### DATA TO PROCESS
════════

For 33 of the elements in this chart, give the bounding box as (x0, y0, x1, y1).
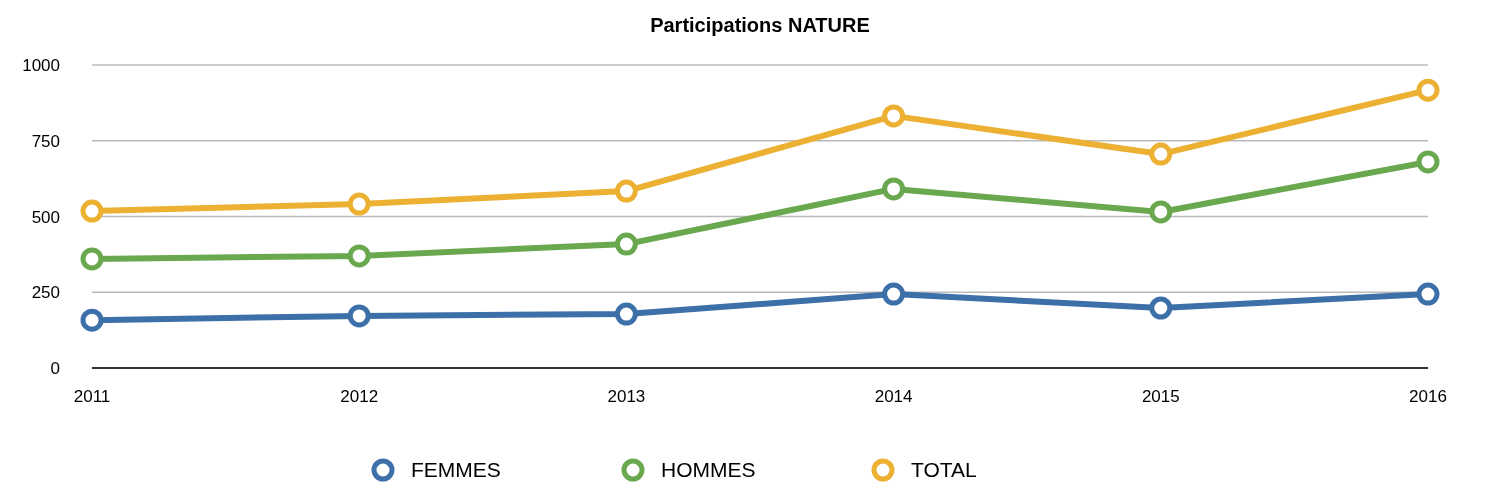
x-tick-label: 2014 (874, 387, 913, 406)
point (347, 304, 371, 328)
point (1416, 78, 1440, 102)
legend-label: HOMMES (661, 458, 756, 481)
x-tick-label: 2013 (607, 387, 646, 406)
point (614, 179, 638, 203)
legend-label: TOTAL (911, 458, 977, 481)
point (614, 302, 638, 326)
point (882, 177, 906, 201)
point (347, 192, 371, 216)
point (80, 247, 104, 271)
point (1149, 142, 1173, 166)
point (1149, 296, 1173, 320)
y-tick-label: 1000 (22, 56, 60, 75)
point (80, 308, 104, 332)
point (614, 232, 638, 256)
y-tick-label: 250 (31, 283, 60, 303)
x-tick-label: 2012 (340, 387, 379, 406)
y-tick-label: 750 (31, 131, 60, 151)
point (1416, 150, 1440, 174)
x-tick-label: 2016 (1409, 387, 1447, 406)
x-tick-label: 2011 (73, 387, 111, 406)
point (1149, 200, 1173, 224)
y-tick-label: 500 (31, 207, 60, 227)
x-tick-label: 2015 (1141, 387, 1180, 406)
point (882, 282, 906, 306)
point (882, 104, 906, 128)
legend-label: FEMMES (411, 458, 501, 481)
point (1416, 282, 1440, 306)
point (80, 199, 104, 223)
chart-title: Participations NATURE (650, 14, 870, 36)
point (347, 244, 371, 268)
y-tick-label: 0 (50, 359, 60, 378)
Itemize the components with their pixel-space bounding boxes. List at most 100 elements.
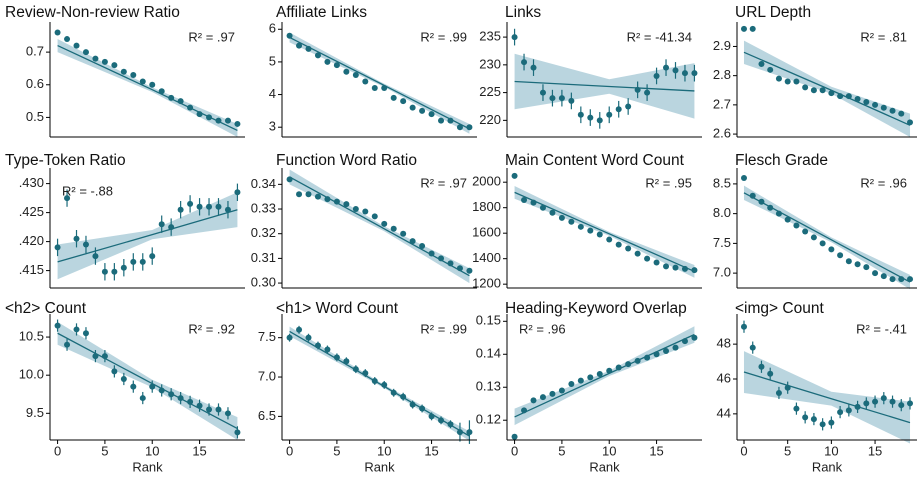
point [872,270,879,277]
point [845,93,852,100]
point [568,218,575,225]
y-tick-label: 2.8 [713,67,731,82]
r-squared-annotation: R² = .99 [420,29,467,44]
point [793,78,800,85]
point [793,222,800,229]
x-tick-label: 15 [424,443,438,458]
point [73,326,80,333]
point [296,326,303,333]
point [898,110,905,117]
point [168,94,175,101]
panel-title: URL Depth [735,4,811,21]
point [456,265,463,272]
point [587,114,594,121]
point [872,398,879,405]
y-tick-label: 3 [269,119,276,134]
fit-line [514,333,695,418]
panel-title: Links [505,4,541,21]
point [73,42,80,49]
point [101,353,108,360]
point [111,268,118,275]
point [615,106,622,113]
point [898,402,905,409]
point [606,236,613,243]
x-tick-label: 0 [740,443,747,458]
point [296,191,303,198]
point [898,276,905,283]
point [177,98,184,105]
point [177,395,184,402]
point [168,224,175,231]
point [625,103,632,110]
point [802,228,809,235]
x-tick-label: 10 [602,443,616,458]
point [740,323,747,330]
y-tick-label: 7.5 [258,329,276,344]
y-tick-label: 44 [717,405,731,420]
point [381,220,388,227]
x-tick-label: 0 [54,443,61,458]
y-tick-label: 6 [269,21,276,36]
point [872,101,879,108]
fit-line [743,371,911,424]
point [168,391,175,398]
point [521,197,528,204]
point [691,267,698,274]
point [92,253,99,260]
y-tick-label: 0.6 [26,76,44,91]
point [810,234,817,241]
point [558,214,565,221]
point [681,70,688,77]
point [187,398,194,405]
point [428,413,435,420]
point [854,261,861,268]
point [530,64,537,71]
y-tick-label: 8.5 [713,175,731,190]
point [447,117,454,124]
point [672,344,679,351]
point [907,119,914,126]
point [362,78,369,85]
point [549,95,556,102]
point [907,276,914,283]
point [784,384,791,391]
x-tick-label: 15 [649,443,663,458]
panel-title: Flesch Grade [735,152,828,169]
point [120,68,127,75]
y-tick-label: 0.13 [476,379,501,394]
point [158,221,165,228]
point [333,62,340,69]
point [381,85,388,92]
point [828,90,835,97]
point [438,255,445,262]
point [889,107,896,114]
fit-line [57,332,238,430]
point [447,260,454,267]
point [828,419,835,426]
y-tick-label: 225 [479,84,501,99]
point [64,36,71,43]
point [54,322,61,329]
point [286,32,293,39]
point [447,421,454,428]
point [880,395,887,402]
point [539,394,546,401]
point [558,387,565,394]
point [82,330,89,337]
point [314,342,321,349]
point [371,213,378,220]
point [596,371,603,378]
point [324,346,331,353]
y-tick-label: 7.0 [258,368,276,383]
point [810,87,817,94]
y-tick-label: 0.33 [251,200,276,215]
point [296,42,303,49]
point [224,410,231,417]
point [64,195,71,202]
point [511,433,518,440]
point [352,366,359,373]
panel-title: Type-Token Ratio [5,152,126,169]
point [333,354,340,361]
point [880,104,887,111]
y-tick-label: 0.12 [476,412,501,427]
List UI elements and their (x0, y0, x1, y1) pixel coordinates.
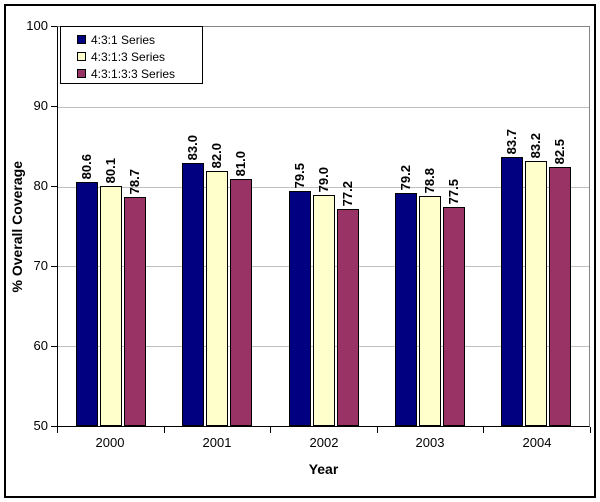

════════

### BRIEF
Copy the records above verbatim, leaving out the pictures.

### WRITTEN SOLUTION
For 33 of the elements in this chart, give the bounding box as (x0, y0, x1, y1).
x-tick-label: 2014 (874, 387, 913, 406)
point (347, 304, 371, 328)
point (1416, 78, 1440, 102)
legend-label: HOMMES (661, 458, 756, 481)
x-tick-label: 2013 (607, 387, 646, 406)
point (614, 179, 638, 203)
legend-label: TOTAL (911, 458, 977, 481)
point (614, 302, 638, 326)
point (882, 177, 906, 201)
point (347, 192, 371, 216)
point (80, 247, 104, 271)
point (1149, 142, 1173, 166)
point (1149, 296, 1173, 320)
y-tick-label: 1000 (22, 56, 60, 75)
point (80, 308, 104, 332)
point (614, 232, 638, 256)
y-tick-label: 250 (31, 283, 60, 303)
x-tick-label: 2012 (340, 387, 379, 406)
y-tick-label: 750 (31, 131, 60, 151)
point (1416, 150, 1440, 174)
x-tick-label: 2016 (1409, 387, 1447, 406)
x-tick-label: 2011 (73, 387, 111, 406)
point (1149, 200, 1173, 224)
y-tick-label: 500 (31, 207, 60, 227)
x-tick-label: 2015 (1141, 387, 1180, 406)
point (882, 282, 906, 306)
point (882, 104, 906, 128)
legend-label: FEMMES (411, 458, 501, 481)
point (1416, 282, 1440, 306)
point (80, 199, 104, 223)
chart-title: Participations NATURE (650, 14, 870, 36)
point (347, 244, 371, 268)
y-tick-label: 0 (50, 359, 60, 378)
Itemize the components with their pixel-space bounding boxes. List at most 100 elements.
point [872,270,879,277]
point [845,93,852,100]
point [568,218,575,225]
y-tick-label: 2.8 [713,67,731,82]
r-squared-annotation: R² = .99 [420,29,467,44]
point [793,78,800,85]
point [793,222,800,229]
x-tick-label: 15 [424,443,438,458]
point [73,326,80,333]
point [296,326,303,333]
point [898,110,905,117]
point [168,94,175,101]
panel-title: URL Depth [735,4,811,21]
point [456,265,463,272]
point [587,114,594,121]
point [872,398,879,405]
y-tick-label: 3 [269,119,276,134]
fit-line [514,333,695,418]
panel-title: Links [505,4,541,21]
point [73,42,80,49]
point [101,353,108,360]
point [111,268,118,275]
point [615,106,622,113]
point [898,402,905,409]
point [606,236,613,243]
x-tick-label: 0 [740,443,747,458]
point [296,191,303,198]
point [898,276,905,283]
point [177,98,184,105]
point [177,395,184,402]
point [168,224,175,231]
point [625,103,632,110]
point [802,228,809,235]
x-tick-label: 10 [602,443,616,458]
point [740,323,747,330]
y-tick-label: 7.5 [258,329,276,344]
y-tick-label: 44 [717,405,731,420]
point [381,220,388,227]
x-tick-label: 0 [54,443,61,458]
y-tick-label: 6 [269,21,276,36]
point [872,101,879,108]
fit-line [743,371,911,424]
point [168,391,175,398]
point [521,197,528,204]
point [691,267,698,274]
point [92,253,99,260]
y-tick-label: 0.6 [26,76,44,91]
point [810,234,817,241]
point [558,214,565,221]
point [681,70,688,77]
point [187,398,194,405]
point [428,413,435,420]
point [854,261,861,268]
point [530,64,537,71]
y-tick-label: 8.5 [713,175,731,190]
point [447,117,454,124]
point [672,344,679,351]
point [907,119,914,126]
point [362,78,369,85]
point [549,95,556,102]
point [907,276,914,283]
point [784,384,791,391]
x-tick-label: 15 [649,443,663,458]
panel-title: Flesch Grade [735,152,828,169]
point [120,68,127,75]
y-tick-label: 0.13 [476,379,501,394]
point [158,221,165,228]
point [333,62,340,69]
point [381,85,388,92]
point [828,90,835,97]
point [438,255,445,262]
point [889,107,896,114]
fit-line [57,332,238,430]
point [447,260,454,267]
point [828,419,835,426]
y-tick-label: 225 [479,84,501,99]
point [64,36,71,43]
point [54,322,61,329]
point [286,32,293,39]
point [447,421,454,428]
point [880,395,887,402]
point [539,394,546,401]
point [558,387,565,394]
point [82,330,89,337]
point [314,342,321,349]
point [371,213,378,220]
point [596,371,603,378]
point [324,346,331,353]
y-tick-label: 7.0 [258,368,276,383]
point [810,87,817,94]
y-tick-label: 0.33 [251,200,276,215]
point [296,42,303,49]
point [224,410,231,417]
point [64,195,71,202]
point [511,433,518,440]
point [352,366,359,373]
panel-title: Type-Token Ratio [5,152,126,169]
point [333,354,340,361]
point [880,104,887,111]
y-tick-label: 0.12 [476,412,501,427]
List UI elements and their (x0, y0, x1, y1) pixel coordinates.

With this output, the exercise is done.